Document excerpt →
Throughout the Obama years, the NRA sent out countless dire warnings about our nation’s first black president confiscating firearms. Those warnings pushed millions to buy more firearms and filled the NRA coffers with donations.

In a December 2009 direct-mail letter, LaPierre warned of “massive armies of anti-gun, anti-freedom radicals marshaling against us for an attack that could make every other battle we’ve ever fought look like a walk in the park.… And I can guarantee you that in this ‘new’ America—an America unlike anything you can even imagine—your firearms and your Second Amendment rights WON’T be welcome.”

Instruction a → Return the full passage about the NRA's warnings during the Obama years, word for word.

Extracted material →
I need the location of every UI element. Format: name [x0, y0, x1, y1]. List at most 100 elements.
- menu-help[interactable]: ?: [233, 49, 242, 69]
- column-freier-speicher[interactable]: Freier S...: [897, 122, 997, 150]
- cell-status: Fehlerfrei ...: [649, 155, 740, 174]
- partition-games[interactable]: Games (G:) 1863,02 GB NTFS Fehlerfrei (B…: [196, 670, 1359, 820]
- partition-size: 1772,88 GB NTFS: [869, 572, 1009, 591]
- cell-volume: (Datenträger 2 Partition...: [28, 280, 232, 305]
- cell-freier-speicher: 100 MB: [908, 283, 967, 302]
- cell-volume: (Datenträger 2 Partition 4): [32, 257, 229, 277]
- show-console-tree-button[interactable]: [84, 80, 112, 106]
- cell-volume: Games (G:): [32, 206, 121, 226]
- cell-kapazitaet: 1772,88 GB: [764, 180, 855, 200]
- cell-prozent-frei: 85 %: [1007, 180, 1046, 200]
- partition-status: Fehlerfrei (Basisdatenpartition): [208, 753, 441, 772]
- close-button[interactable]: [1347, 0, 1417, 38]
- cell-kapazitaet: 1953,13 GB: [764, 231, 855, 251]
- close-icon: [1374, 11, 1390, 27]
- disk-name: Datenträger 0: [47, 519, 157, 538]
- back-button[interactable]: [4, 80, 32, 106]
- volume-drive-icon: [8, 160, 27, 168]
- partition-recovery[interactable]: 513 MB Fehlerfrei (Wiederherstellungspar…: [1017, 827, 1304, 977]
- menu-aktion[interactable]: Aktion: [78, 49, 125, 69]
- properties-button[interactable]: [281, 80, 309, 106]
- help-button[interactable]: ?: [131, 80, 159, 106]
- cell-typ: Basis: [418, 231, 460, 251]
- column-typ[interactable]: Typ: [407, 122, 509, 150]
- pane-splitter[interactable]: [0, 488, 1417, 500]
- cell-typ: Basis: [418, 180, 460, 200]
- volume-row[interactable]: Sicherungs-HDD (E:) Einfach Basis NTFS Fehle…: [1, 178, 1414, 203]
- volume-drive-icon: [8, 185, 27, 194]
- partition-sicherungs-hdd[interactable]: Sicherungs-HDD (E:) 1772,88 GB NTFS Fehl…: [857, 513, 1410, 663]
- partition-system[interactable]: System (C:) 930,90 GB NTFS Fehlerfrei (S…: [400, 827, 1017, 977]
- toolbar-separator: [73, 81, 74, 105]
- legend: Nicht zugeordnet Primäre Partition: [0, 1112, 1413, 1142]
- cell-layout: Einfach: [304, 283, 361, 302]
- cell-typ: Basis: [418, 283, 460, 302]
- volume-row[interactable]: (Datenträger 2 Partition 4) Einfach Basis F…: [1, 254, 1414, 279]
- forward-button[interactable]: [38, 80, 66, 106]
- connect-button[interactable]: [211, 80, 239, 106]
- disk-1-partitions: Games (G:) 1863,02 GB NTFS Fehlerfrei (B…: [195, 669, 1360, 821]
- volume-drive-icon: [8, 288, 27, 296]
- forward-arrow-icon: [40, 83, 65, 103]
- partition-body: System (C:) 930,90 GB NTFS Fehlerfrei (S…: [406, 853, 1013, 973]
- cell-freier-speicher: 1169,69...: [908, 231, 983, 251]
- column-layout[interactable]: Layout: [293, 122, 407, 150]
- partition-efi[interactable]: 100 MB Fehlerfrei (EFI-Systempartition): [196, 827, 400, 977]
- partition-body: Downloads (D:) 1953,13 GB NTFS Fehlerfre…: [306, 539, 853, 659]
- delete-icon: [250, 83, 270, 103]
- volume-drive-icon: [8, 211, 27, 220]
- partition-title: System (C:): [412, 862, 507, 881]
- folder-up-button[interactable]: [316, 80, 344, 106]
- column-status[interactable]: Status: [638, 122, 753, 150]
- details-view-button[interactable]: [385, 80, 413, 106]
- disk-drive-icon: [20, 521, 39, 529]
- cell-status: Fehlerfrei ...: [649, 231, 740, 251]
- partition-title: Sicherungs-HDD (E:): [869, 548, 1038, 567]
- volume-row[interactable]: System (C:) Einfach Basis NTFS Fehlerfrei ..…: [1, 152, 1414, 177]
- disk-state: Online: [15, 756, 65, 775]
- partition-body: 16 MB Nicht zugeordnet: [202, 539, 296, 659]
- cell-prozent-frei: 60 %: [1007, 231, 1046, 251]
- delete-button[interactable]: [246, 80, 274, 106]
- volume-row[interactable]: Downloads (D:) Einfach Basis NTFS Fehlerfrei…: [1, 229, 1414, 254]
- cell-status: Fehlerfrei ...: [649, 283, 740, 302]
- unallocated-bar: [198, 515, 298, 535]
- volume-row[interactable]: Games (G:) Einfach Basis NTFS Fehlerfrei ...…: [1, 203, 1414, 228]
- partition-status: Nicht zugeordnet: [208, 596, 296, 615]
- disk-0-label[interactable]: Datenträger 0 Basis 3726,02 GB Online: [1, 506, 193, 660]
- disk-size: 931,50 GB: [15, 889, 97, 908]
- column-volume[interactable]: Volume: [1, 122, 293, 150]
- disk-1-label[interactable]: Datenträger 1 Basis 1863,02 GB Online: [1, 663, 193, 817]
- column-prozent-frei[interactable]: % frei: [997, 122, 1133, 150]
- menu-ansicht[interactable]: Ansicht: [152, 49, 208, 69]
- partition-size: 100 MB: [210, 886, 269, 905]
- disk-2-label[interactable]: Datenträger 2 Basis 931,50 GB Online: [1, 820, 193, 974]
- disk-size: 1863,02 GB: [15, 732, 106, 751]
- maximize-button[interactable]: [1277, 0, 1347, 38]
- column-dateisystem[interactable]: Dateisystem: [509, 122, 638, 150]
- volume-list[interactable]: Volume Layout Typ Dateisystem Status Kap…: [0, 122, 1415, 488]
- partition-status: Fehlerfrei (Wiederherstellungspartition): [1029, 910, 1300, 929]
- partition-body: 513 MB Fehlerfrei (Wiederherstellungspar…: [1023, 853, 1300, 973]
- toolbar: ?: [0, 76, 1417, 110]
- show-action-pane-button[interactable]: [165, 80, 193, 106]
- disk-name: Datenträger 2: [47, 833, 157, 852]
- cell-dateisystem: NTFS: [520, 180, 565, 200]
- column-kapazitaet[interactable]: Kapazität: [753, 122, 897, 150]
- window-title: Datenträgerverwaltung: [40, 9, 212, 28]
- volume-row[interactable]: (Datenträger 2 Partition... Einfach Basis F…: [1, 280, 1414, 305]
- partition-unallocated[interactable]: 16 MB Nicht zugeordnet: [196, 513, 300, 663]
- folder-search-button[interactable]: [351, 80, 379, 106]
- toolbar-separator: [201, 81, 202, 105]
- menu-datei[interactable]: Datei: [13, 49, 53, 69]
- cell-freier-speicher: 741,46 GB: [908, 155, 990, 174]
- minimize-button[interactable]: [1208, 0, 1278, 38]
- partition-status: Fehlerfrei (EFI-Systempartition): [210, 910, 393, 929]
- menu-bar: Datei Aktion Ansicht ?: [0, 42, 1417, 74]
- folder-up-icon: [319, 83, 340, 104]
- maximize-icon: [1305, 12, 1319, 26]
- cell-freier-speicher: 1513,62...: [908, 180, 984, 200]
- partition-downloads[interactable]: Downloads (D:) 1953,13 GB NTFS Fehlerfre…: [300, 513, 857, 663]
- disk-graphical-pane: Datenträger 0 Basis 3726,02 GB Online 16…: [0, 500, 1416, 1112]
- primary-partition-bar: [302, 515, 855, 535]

Instruction b → Count the lines in the records that contain the string "maximize". Reply with the number only.

Complete output a →
Throughout the Obama years, the NRA sent out countless dire warnings about our nation’s first black president confiscating firearms. Those warnings pushed millions to buy more firearms and filled the NRA coffers with donations.

In a December 2009 direct-mail letter, LaPierre warned of “massive armies of anti-gun, anti-freedom radicals marshaling against us for an attack that could make every other battle we’ve ever fought look like a walk in the park.… And I can guarantee you that in this ‘new’ America—an America unlike anything you can even imagine—your firearms and your Second Amendment rights WON’T be welcome.”

Complete output b → 2